Dataset items:
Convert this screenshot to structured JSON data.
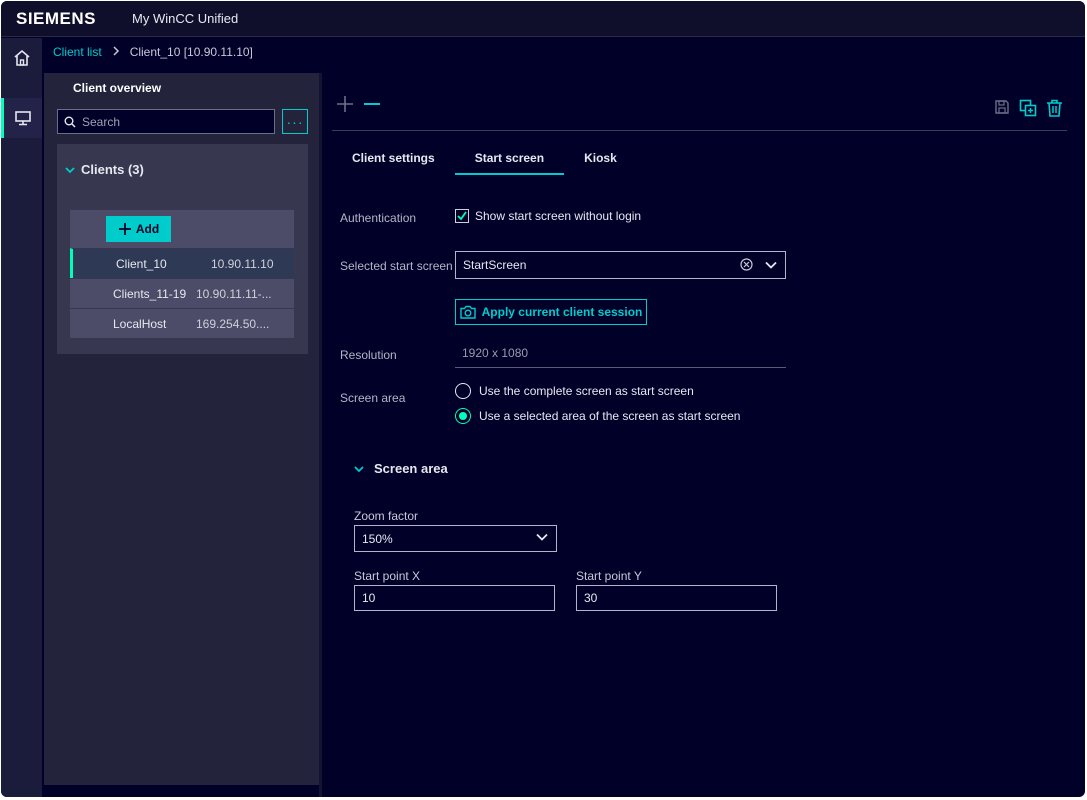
{
  "header": {
    "logo": "SIEMENS",
    "app_title": "My WinCC Unified"
  },
  "rail": {
    "items": [
      {
        "icon": "home-icon"
      },
      {
        "icon": "monitor-icon",
        "active": true
      }
    ]
  },
  "breadcrumb": {
    "root": "Client list",
    "current": "Client_10 [10.90.11.10]"
  },
  "overview": {
    "title": "Client overview",
    "search_placeholder": "Search",
    "more_label": "···",
    "clients_header": "Clients (3)",
    "add_label": "Add",
    "clients": [
      {
        "name": "Client_10",
        "ip": "10.90.11.10",
        "selected": true
      },
      {
        "name": "Clients_11-19",
        "ip": "10.90.11.11-..."
      },
      {
        "name": "LocalHost",
        "ip": "169.254.50...."
      }
    ]
  },
  "tabs": [
    {
      "label": "Client settings"
    },
    {
      "label": "Start screen",
      "active": true
    },
    {
      "label": "Kiosk"
    }
  ],
  "form": {
    "authentication_label": "Authentication",
    "show_without_login_label": "Show start screen without login",
    "show_without_login_checked": true,
    "selected_start_screen_label": "Selected start screen",
    "selected_start_screen_value": "StartScreen",
    "apply_session_label": "Apply current client session",
    "resolution_label": "Resolution",
    "resolution_value": "1920 x 1080",
    "screen_area_label": "Screen area",
    "screen_area_options": [
      {
        "label": "Use the complete screen as start screen",
        "checked": false
      },
      {
        "label": "Use a selected area of the screen as start screen",
        "checked": true
      }
    ]
  },
  "screen_area_section": {
    "title": "Screen area",
    "zoom_label": "Zoom factor",
    "zoom_value": "150%",
    "start_x_label": "Start point X",
    "start_x_value": "10",
    "start_y_label": "Start point Y",
    "start_y_value": "30"
  },
  "colors": {
    "accent": "#00cccc",
    "selection": "#00ffb9",
    "background": "#000028"
  }
}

# What you have to do:
Reproduce the material in its entirety and word for word, without the pictures.

# The answer:
Convert this screenshot to structured JSON data.
{
  "header": {
    "logo": "SIEMENS",
    "app_title": "My WinCC Unified"
  },
  "rail": {
    "items": [
      {
        "icon": "home-icon"
      },
      {
        "icon": "monitor-icon",
        "active": true
      }
    ]
  },
  "breadcrumb": {
    "root": "Client list",
    "current": "Client_10 [10.90.11.10]"
  },
  "overview": {
    "title": "Client overview",
    "search_placeholder": "Search",
    "more_label": "···",
    "clients_header": "Clients (3)",
    "add_label": "Add",
    "clients": [
      {
        "name": "Client_10",
        "ip": "10.90.11.10",
        "selected": true
      },
      {
        "name": "Clients_11-19",
        "ip": "10.90.11.11-..."
      },
      {
        "name": "LocalHost",
        "ip": "169.254.50...."
      }
    ]
  },
  "tabs": [
    {
      "label": "Client settings"
    },
    {
      "label": "Start screen",
      "active": true
    },
    {
      "label": "Kiosk"
    }
  ],
  "form": {
    "authentication_label": "Authentication",
    "show_without_login_label": "Show start screen without login",
    "show_without_login_checked": true,
    "selected_start_screen_label": "Selected start screen",
    "selected_start_screen_value": "StartScreen",
    "apply_session_label": "Apply current client session",
    "resolution_label": "Resolution",
    "resolution_value": "1920 x 1080",
    "screen_area_label": "Screen area",
    "screen_area_options": [
      {
        "label": "Use the complete screen as start screen",
        "checked": false
      },
      {
        "label": "Use a selected area of the screen as start screen",
        "checked": true
      }
    ]
  },
  "screen_area_section": {
    "title": "Screen area",
    "zoom_label": "Zoom factor",
    "zoom_value": "150%",
    "start_x_label": "Start point X",
    "start_x_value": "10",
    "start_y_label": "Start point Y",
    "start_y_value": "30"
  },
  "colors": {
    "accent": "#00cccc",
    "selection": "#00ffb9",
    "background": "#000028"
  }
}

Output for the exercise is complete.